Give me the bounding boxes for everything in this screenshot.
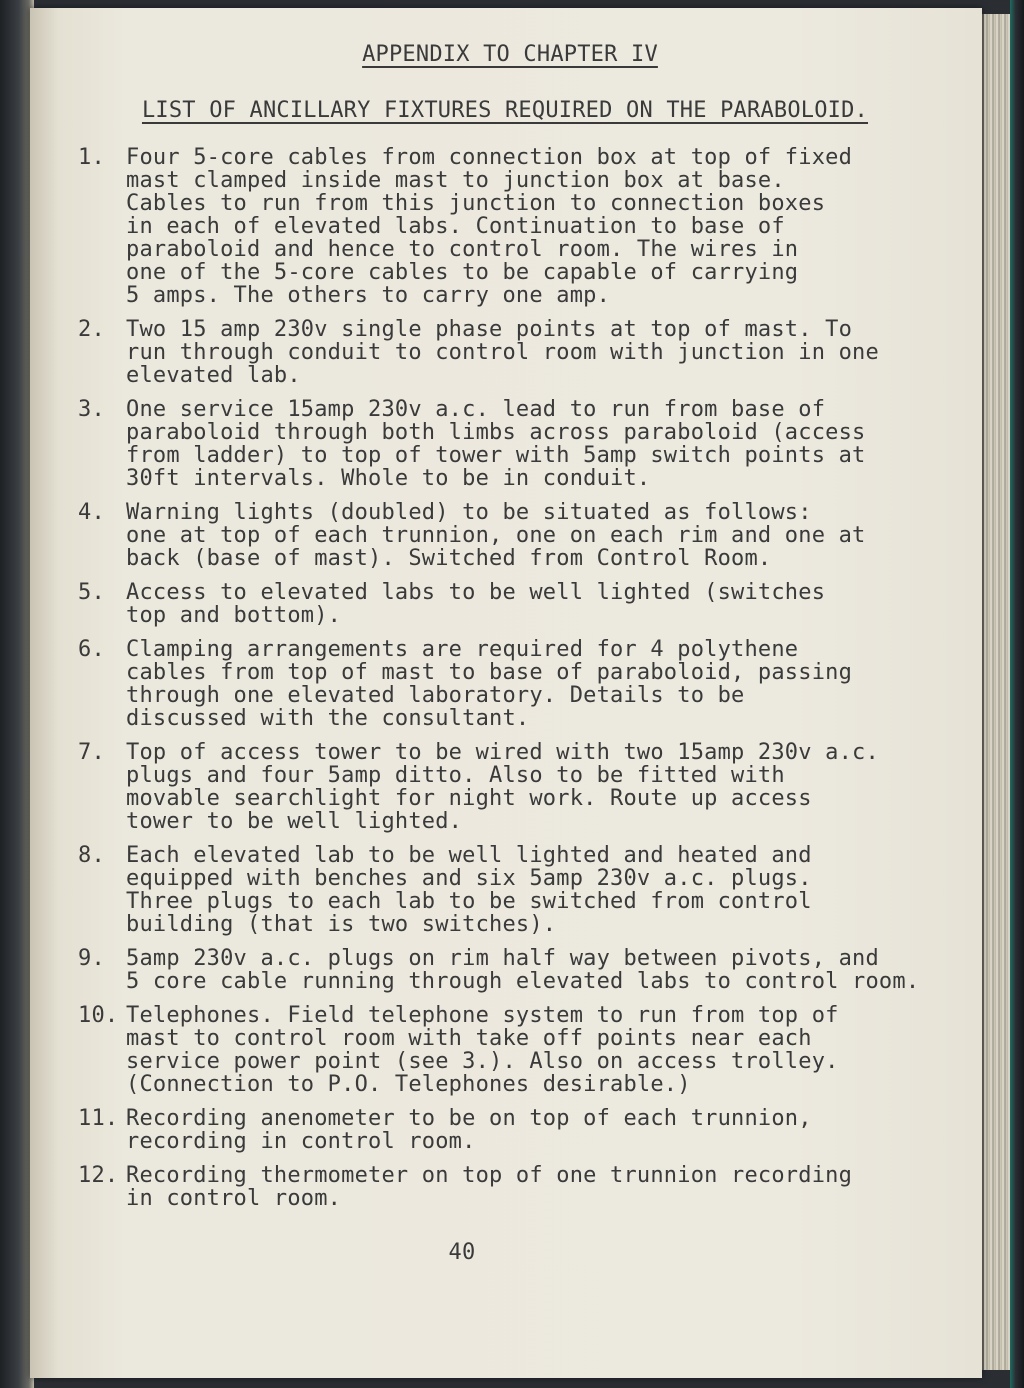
list-item bbox=[78, 1107, 958, 1153]
list-item bbox=[78, 741, 958, 833]
item-number: 2. bbox=[78, 317, 105, 342]
item-number: 1. bbox=[78, 145, 105, 170]
list-item bbox=[78, 1164, 958, 1210]
page-title: APPENDIX TO CHAPTER IV bbox=[362, 42, 658, 67]
item-number: 9. bbox=[78, 946, 105, 971]
list-item bbox=[78, 318, 958, 387]
item-number: 7. bbox=[78, 740, 105, 765]
item-text: Clamping arrangements are required for 4 polythene cables from top of mast to base of paraboloid, passing through one elevated laboratory. Details to be discussed with the consultant. bbox=[126, 637, 853, 731]
page-number: 40 bbox=[448, 1240, 476, 1265]
item-text: Each elevated lab to be well lighted and heated and equipped with benches and six 5amp 230v a.c. plugs. Three plugs to each lab to be switched from control building (that is two switches). bbox=[126, 843, 812, 937]
list-item bbox=[78, 844, 958, 936]
item-text: Two 15 amp 230v single phase points at top of mast. To run through conduit to control room with junction in one elevated lab. bbox=[126, 317, 879, 388]
item-number: 3. bbox=[78, 397, 105, 422]
item-text: Telephones. Field telephone system to run from top of mast to control room with take off points near each service power point (see 3.). Also on access trolley. (Connection to P.O. Telephones desirable.) bbox=[126, 1003, 839, 1097]
list-item bbox=[78, 501, 958, 570]
book-cover-edge bbox=[1010, 0, 1024, 1388]
item-text: Access to elevated labs to be well lighted (switches top and bottom). bbox=[126, 580, 826, 628]
list-item bbox=[78, 581, 958, 627]
book-binding bbox=[0, 0, 34, 1388]
item-number: 5. bbox=[78, 580, 105, 605]
list-item bbox=[78, 638, 958, 730]
list-item bbox=[78, 1004, 958, 1096]
item-text: Recording anenometer to be on top of each trunnion, recording in control room. bbox=[126, 1106, 812, 1154]
list-item bbox=[78, 146, 958, 307]
list-heading: LIST OF ANCILLARY FIXTURES REQUIRED ON THE PARABOLOID. bbox=[141, 98, 869, 123]
item-text: One service 15amp 230v a.c. lead to run from base of paraboloid through both limbs across paraboloid (access from ladder) to top of tower with 5amp switch points at 30ft intervals. Whole to be in conduit. bbox=[126, 397, 866, 491]
list-item bbox=[78, 947, 958, 993]
item-text: 5amp 230v a.c. plugs on rim half way between pivots, and 5 core cable running through elevated labs to control room. bbox=[126, 946, 920, 994]
item-text: Warning lights (doubled) to be situated as follows: one at top of each trunnion, one on each rim and one at back (base of mast). Switched from Control Room. bbox=[126, 500, 866, 571]
item-number: 6. bbox=[78, 637, 105, 662]
item-text: Recording thermometer on top of one trunnion recording in control room. bbox=[126, 1163, 853, 1211]
item-text: Top of access tower to be wired with two 15amp 230v a.c. plugs and four 5amp ditto. Also to be fitted with movable searchlight for night work. Route up access tower to be well lighted. bbox=[126, 740, 879, 834]
item-number: 11. bbox=[78, 1106, 119, 1131]
item-number: 10. bbox=[78, 1003, 119, 1028]
document-page bbox=[30, 8, 982, 1378]
item-number: 4. bbox=[78, 500, 105, 525]
fixtures-list bbox=[78, 146, 958, 1221]
item-text: Four 5-core cables from connection box at top of fixed mast clamped inside mast to junction box at base. Cables to run from this junction to connection boxes in each of elevated labs. Continuation to base of paraboloid and hence to control room. The wires in one of the 5-core cables to be capable of carrying 5 amps. The others to carry one amp. bbox=[126, 145, 853, 308]
list-item bbox=[78, 398, 958, 490]
item-number: 12. bbox=[78, 1163, 119, 1188]
item-number: 8. bbox=[78, 843, 105, 868]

- _Task directions_
Reproduce all the records above with every "trunnion" swapped for "bearing" and everything else unchanged, leaving out the pictures.

- _Solution to this task_
Give me the bounding boxes for everything in this screenshot.
list-item bbox=[78, 1107, 958, 1153]
list-item bbox=[78, 741, 958, 833]
item-number: 2. bbox=[78, 317, 105, 342]
item-number: 1. bbox=[78, 145, 105, 170]
list-item bbox=[78, 1164, 958, 1210]
page-title: APPENDIX TO CHAPTER IV bbox=[362, 42, 658, 67]
item-number: 9. bbox=[78, 946, 105, 971]
list-item bbox=[78, 318, 958, 387]
item-number: 7. bbox=[78, 740, 105, 765]
item-text: Clamping arrangements are required for 4 polythene cables from top of mast to base of paraboloid, passing through one elevated laboratory. Details to be discussed with the consultant. bbox=[126, 637, 853, 731]
page-number: 40 bbox=[448, 1240, 476, 1265]
item-text: Each elevated lab to be well lighted and heated and equipped with benches and six 5amp 230v a.c. plugs. Three plugs to each lab to be switched from control building (that is two switches). bbox=[126, 843, 812, 937]
list-item bbox=[78, 844, 958, 936]
item-text: Two 15 amp 230v single phase points at top of mast. To run through conduit to control room with junction in one elevated lab. bbox=[126, 317, 879, 388]
item-number: 3. bbox=[78, 397, 105, 422]
item-text: Telephones. Field telephone system to run from top of mast to control room with take off points near each service power point (see 3.). Also on access trolley. (Connection to P.O. Telephones desirable.) bbox=[126, 1003, 839, 1097]
list-item bbox=[78, 501, 958, 570]
book-cover-edge bbox=[1010, 0, 1024, 1388]
item-text: Access to elevated labs to be well lighted (switches top and bottom). bbox=[126, 580, 826, 628]
list-item bbox=[78, 581, 958, 627]
book-binding bbox=[0, 0, 34, 1388]
item-number: 5. bbox=[78, 580, 105, 605]
list-item bbox=[78, 638, 958, 730]
list-item bbox=[78, 1004, 958, 1096]
item-text: Recording anenometer to be on top of each bearing, recording in control room. bbox=[126, 1106, 812, 1154]
list-item bbox=[78, 146, 958, 307]
list-heading: LIST OF ANCILLARY FIXTURES REQUIRED ON THE PARABOLOID. bbox=[141, 98, 869, 123]
item-text: One service 15amp 230v a.c. lead to run from base of paraboloid through both limbs across paraboloid (access from ladder) to top of tower with 5amp switch points at 30ft intervals. Whole to be in conduit. bbox=[126, 397, 866, 491]
list-item bbox=[78, 947, 958, 993]
item-text: 5amp 230v a.c. plugs on rim half way between pivots, and 5 core cable running through elevated labs to control room. bbox=[126, 946, 920, 994]
item-text: Warning lights (doubled) to be situated as follows: one at top of each bearing, one on each rim and one at back (base of mast). Switched from Control Room. bbox=[126, 500, 866, 571]
item-number: 6. bbox=[78, 637, 105, 662]
item-text: Recording thermometer on top of one bearing recording in control room. bbox=[126, 1163, 853, 1211]
item-text: Top of access tower to be wired with two 15amp 230v a.c. plugs and four 5amp ditto. Also to be fitted with movable searchlight for night work. Route up access tower to be well lighted. bbox=[126, 740, 879, 834]
item-number: 11. bbox=[78, 1106, 119, 1131]
item-number: 10. bbox=[78, 1003, 119, 1028]
document-page bbox=[30, 8, 982, 1378]
item-number: 4. bbox=[78, 500, 105, 525]
fixtures-list bbox=[78, 146, 958, 1221]
item-text: Four 5-core cables from connection box at top of fixed mast clamped inside mast to junction box at base. Cables to run from this junction to connection boxes in each of elevated labs. Continuation to base of paraboloid and hence to control room. The wires in one of the 5-core cables to be capable of carrying 5 amps. The others to carry one amp. bbox=[126, 145, 853, 308]
list-item bbox=[78, 398, 958, 490]
item-number: 12. bbox=[78, 1163, 119, 1188]
item-number: 8. bbox=[78, 843, 105, 868]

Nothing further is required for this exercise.